● **Requirements**: Copy out every record precisely.

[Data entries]

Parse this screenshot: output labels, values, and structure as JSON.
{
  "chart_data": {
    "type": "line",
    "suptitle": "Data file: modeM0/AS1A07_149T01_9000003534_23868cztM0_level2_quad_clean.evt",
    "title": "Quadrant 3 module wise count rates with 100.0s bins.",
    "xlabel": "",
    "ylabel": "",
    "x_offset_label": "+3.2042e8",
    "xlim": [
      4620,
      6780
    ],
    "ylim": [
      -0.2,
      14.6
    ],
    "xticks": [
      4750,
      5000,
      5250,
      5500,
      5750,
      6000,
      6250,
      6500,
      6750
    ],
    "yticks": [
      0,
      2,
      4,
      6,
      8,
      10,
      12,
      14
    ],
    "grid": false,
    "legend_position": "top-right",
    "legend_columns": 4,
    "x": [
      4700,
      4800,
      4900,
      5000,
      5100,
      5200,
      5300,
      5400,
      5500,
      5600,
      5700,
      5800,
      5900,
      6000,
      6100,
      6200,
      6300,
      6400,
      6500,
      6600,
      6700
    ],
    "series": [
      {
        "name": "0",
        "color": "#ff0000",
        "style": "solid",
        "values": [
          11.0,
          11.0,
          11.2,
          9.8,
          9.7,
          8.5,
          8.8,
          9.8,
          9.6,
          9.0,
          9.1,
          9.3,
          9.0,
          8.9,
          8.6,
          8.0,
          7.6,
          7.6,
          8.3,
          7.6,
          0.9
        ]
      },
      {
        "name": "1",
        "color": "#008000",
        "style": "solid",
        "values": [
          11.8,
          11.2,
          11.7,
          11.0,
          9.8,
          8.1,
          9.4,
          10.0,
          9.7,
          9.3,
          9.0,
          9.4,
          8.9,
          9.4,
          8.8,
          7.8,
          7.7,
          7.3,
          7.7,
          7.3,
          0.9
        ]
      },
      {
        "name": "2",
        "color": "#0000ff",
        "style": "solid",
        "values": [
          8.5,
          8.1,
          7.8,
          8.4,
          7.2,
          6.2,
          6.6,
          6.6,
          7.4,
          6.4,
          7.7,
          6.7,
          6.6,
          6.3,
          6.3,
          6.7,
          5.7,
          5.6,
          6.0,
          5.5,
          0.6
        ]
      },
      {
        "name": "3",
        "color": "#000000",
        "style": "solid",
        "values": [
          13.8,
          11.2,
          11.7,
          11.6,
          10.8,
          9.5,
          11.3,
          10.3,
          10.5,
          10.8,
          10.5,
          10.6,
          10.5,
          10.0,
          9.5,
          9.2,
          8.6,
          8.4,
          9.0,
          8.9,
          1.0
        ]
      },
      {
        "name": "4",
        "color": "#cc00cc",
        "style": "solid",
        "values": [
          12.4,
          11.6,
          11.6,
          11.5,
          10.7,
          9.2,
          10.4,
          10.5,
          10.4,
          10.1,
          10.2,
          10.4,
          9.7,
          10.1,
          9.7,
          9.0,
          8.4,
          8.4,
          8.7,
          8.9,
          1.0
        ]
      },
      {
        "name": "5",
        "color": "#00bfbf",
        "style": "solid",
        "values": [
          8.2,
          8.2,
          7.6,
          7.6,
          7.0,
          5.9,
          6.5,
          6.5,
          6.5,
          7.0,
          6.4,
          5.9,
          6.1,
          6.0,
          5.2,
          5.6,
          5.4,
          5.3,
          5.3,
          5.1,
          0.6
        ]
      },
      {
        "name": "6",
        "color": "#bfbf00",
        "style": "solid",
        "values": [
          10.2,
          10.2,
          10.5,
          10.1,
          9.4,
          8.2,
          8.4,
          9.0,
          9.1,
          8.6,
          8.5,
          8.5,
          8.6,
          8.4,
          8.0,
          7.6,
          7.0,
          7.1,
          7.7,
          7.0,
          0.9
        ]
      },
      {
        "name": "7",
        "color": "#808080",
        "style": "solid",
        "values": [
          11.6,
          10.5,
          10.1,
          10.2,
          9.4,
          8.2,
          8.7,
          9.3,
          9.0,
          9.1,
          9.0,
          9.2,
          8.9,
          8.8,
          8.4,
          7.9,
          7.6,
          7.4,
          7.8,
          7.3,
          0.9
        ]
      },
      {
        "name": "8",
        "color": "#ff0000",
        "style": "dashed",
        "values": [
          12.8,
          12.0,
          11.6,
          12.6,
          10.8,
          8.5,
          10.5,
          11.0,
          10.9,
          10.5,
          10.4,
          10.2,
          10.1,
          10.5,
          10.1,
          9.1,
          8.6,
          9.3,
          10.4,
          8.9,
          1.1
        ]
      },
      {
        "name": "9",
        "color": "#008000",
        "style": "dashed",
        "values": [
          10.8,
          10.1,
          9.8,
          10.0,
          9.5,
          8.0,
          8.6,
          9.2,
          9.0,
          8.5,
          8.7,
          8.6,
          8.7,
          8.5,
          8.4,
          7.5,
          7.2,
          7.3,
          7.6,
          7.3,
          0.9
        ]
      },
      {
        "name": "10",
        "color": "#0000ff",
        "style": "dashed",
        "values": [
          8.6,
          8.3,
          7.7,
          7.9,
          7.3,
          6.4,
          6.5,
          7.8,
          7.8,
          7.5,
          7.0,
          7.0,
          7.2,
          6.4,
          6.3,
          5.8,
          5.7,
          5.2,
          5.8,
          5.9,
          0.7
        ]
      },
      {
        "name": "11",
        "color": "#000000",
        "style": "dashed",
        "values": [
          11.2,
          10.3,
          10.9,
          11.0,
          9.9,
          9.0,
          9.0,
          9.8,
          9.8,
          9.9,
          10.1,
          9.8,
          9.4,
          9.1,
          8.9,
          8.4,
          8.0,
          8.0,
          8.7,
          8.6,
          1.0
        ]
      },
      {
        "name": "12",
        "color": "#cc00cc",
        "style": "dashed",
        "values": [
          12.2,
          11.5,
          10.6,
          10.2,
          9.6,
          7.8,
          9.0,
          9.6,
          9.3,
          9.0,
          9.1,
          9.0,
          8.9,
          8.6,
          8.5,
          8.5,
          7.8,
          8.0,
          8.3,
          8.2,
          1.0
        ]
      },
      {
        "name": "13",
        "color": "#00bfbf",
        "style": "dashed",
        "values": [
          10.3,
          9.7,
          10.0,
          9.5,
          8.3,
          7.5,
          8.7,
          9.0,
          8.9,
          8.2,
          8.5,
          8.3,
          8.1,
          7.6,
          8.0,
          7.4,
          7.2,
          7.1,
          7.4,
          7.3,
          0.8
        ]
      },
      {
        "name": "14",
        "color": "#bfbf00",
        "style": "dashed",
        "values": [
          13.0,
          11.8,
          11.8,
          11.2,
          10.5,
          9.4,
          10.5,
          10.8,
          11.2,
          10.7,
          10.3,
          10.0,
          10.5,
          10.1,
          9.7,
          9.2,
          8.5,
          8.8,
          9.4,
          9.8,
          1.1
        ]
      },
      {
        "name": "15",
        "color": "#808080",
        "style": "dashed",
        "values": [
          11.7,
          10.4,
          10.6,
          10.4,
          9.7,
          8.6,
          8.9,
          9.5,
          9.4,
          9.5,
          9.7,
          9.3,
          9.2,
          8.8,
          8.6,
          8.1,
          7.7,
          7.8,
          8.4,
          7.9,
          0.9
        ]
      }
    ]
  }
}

● **Written response**:
Parse this screenshot: output labels, values, and structure as JSON.
{
  "chart_data": {
    "type": "line",
    "suptitle": "Data file: modeM0/AS1A07_149T01_9000003534_23868cztM0_level2_quad_clean.evt",
    "title": "Quadrant 3 module wise count rates with 100.0s bins.",
    "xlabel": "",
    "ylabel": "",
    "x_offset_label": "+3.2042e8",
    "xlim": [
      4620,
      6780
    ],
    "ylim": [
      -0.2,
      14.6
    ],
    "xticks": [
      4750,
      5000,
      5250,
      5500,
      5750,
      6000,
      6250,
      6500,
      6750
    ],
    "yticks": [
      0,
      2,
      4,
      6,
      8,
      10,
      12,
      14
    ],
    "grid": false,
    "legend_position": "top-right",
    "legend_columns": 4,
    "x": [
      4700,
      4800,
      4900,
      5000,
      5100,
      5200,
      5300,
      5400,
      5500,
      5600,
      5700,
      5800,
      5900,
      6000,
      6100,
      6200,
      6300,
      6400,
      6500,
      6600,
      6700
    ],
    "series": [
      {
        "name": "0",
        "color": "#ff0000",
        "style": "solid",
        "values": [
          11.0,
          11.0,
          11.2,
          9.8,
          9.7,
          8.5,
          8.8,
          9.8,
          9.6,
          9.0,
          9.1,
          9.3,
          9.0,
          8.9,
          8.6,
          8.0,
          7.6,
          7.6,
          8.3,
          7.6,
          0.9
        ]
      },
      {
        "name": "1",
        "color": "#008000",
        "style": "solid",
        "values": [
          11.8,
          11.2,
          11.7,
          11.0,
          9.8,
          8.1,
          9.4,
          10.0,
          9.7,
          9.3,
          9.0,
          9.4,
          8.9,
          9.4,
          8.8,
          7.8,
          7.7,
          7.3,
          7.7,
          7.3,
          0.9
        ]
      },
      {
        "name": "2",
        "color": "#0000ff",
        "style": "solid",
        "values": [
          8.5,
          8.1,
          7.8,
          8.4,
          7.2,
          6.2,
          6.6,
          6.6,
          7.4,
          6.4,
          7.7,
          6.7,
          6.6,
          6.3,
          6.3,
          6.7,
          5.7,
          5.6,
          6.0,
          5.5,
          0.6
        ]
      },
      {
        "name": "3",
        "color": "#000000",
        "style": "solid",
        "values": [
          13.8,
          11.2,
          11.7,
          11.6,
          10.8,
          9.5,
          11.3,
          10.3,
          10.5,
          10.8,
          10.5,
          10.6,
          10.5,
          10.0,
          9.5,
          9.2,
          8.6,
          8.4,
          9.0,
          8.9,
          1.0
        ]
      },
      {
        "name": "4",
        "color": "#cc00cc",
        "style": "solid",
        "values": [
          12.4,
          11.6,
          11.6,
          11.5,
          10.7,
          9.2,
          10.4,
          10.5,
          10.4,
          10.1,
          10.2,
          10.4,
          9.7,
          10.1,
          9.7,
          9.0,
          8.4,
          8.4,
          8.7,
          8.9,
          1.0
        ]
      },
      {
        "name": "5",
        "color": "#00bfbf",
        "style": "solid",
        "values": [
          8.2,
          8.2,
          7.6,
          7.6,
          7.0,
          5.9,
          6.5,
          6.5,
          6.5,
          7.0,
          6.4,
          5.9,
          6.1,
          6.0,
          5.2,
          5.6,
          5.4,
          5.3,
          5.3,
          5.1,
          0.6
        ]
      },
      {
        "name": "6",
        "color": "#bfbf00",
        "style": "solid",
        "values": [
          10.2,
          10.2,
          10.5,
          10.1,
          9.4,
          8.2,
          8.4,
          9.0,
          9.1,
          8.6,
          8.5,
          8.5,
          8.6,
          8.4,
          8.0,
          7.6,
          7.0,
          7.1,
          7.7,
          7.0,
          0.9
        ]
      },
      {
        "name": "7",
        "color": "#808080",
        "style": "solid",
        "values": [
          11.6,
          10.5,
          10.1,
          10.2,
          9.4,
          8.2,
          8.7,
          9.3,
          9.0,
          9.1,
          9.0,
          9.2,
          8.9,
          8.8,
          8.4,
          7.9,
          7.6,
          7.4,
          7.8,
          7.3,
          0.9
        ]
      },
      {
        "name": "8",
        "color": "#ff0000",
        "style": "dashed",
        "values": [
          12.8,
          12.0,
          11.6,
          12.6,
          10.8,
          8.5,
          10.5,
          11.0,
          10.9,
          10.5,
          10.4,
          10.2,
          10.1,
          10.5,
          10.1,
          9.1,
          8.6,
          9.3,
          10.4,
          8.9,
          1.1
        ]
      },
      {
        "name": "9",
        "color": "#008000",
        "style": "dashed",
        "values": [
          10.8,
          10.1,
          9.8,
          10.0,
          9.5,
          8.0,
          8.6,
          9.2,
          9.0,
          8.5,
          8.7,
          8.6,
          8.7,
          8.5,
          8.4,
          7.5,
          7.2,
          7.3,
          7.6,
          7.3,
          0.9
        ]
      },
      {
        "name": "10",
        "color": "#0000ff",
        "style": "dashed",
        "values": [
          8.6,
          8.3,
          7.7,
          7.9,
          7.3,
          6.4,
          6.5,
          7.8,
          7.8,
          7.5,
          7.0,
          7.0,
          7.2,
          6.4,
          6.3,
          5.8,
          5.7,
          5.2,
          5.8,
          5.9,
          0.7
        ]
      },
      {
        "name": "11",
        "color": "#000000",
        "style": "dashed",
        "values": [
          11.2,
          10.3,
          10.9,
          11.0,
          9.9,
          9.0,
          9.0,
          9.8,
          9.8,
          9.9,
          10.1,
          9.8,
          9.4,
          9.1,
          8.9,
          8.4,
          8.0,
          8.0,
          8.7,
          8.6,
          1.0
        ]
      },
      {
        "name": "12",
        "color": "#cc00cc",
        "style": "dashed",
        "values": [
          12.2,
          11.5,
          10.6,
          10.2,
          9.6,
          7.8,
          9.0,
          9.6,
          9.3,
          9.0,
          9.1,
          9.0,
          8.9,
          8.6,
          8.5,
          8.5,
          7.8,
          8.0,
          8.3,
          8.2,
          1.0
        ]
      },
      {
        "name": "13",
        "color": "#00bfbf",
        "style": "dashed",
        "values": [
          10.3,
          9.7,
          10.0,
          9.5,
          8.3,
          7.5,
          8.7,
          9.0,
          8.9,
          8.2,
          8.5,
          8.3,
          8.1,
          7.6,
          8.0,
          7.4,
          7.2,
          7.1,
          7.4,
          7.3,
          0.8
        ]
      },
      {
        "name": "14",
        "color": "#bfbf00",
        "style": "dashed",
        "values": [
          13.0,
          11.8,
          11.8,
          11.2,
          10.5,
          9.4,
          10.5,
          10.8,
          11.2,
          10.7,
          10.3,
          10.0,
          10.5,
          10.1,
          9.7,
          9.2,
          8.5,
          8.8,
          9.4,
          9.8,
          1.1
        ]
      },
      {
        "name": "15",
        "color": "#808080",
        "style": "dashed",
        "values": [
          11.7,
          10.4,
          10.6,
          10.4,
          9.7,
          8.6,
          8.9,
          9.5,
          9.4,
          9.5,
          9.7,
          9.3,
          9.2,
          8.8,
          8.6,
          8.1,
          7.7,
          7.8,
          8.4,
          7.9,
          0.9
        ]
      }
    ]
  }
}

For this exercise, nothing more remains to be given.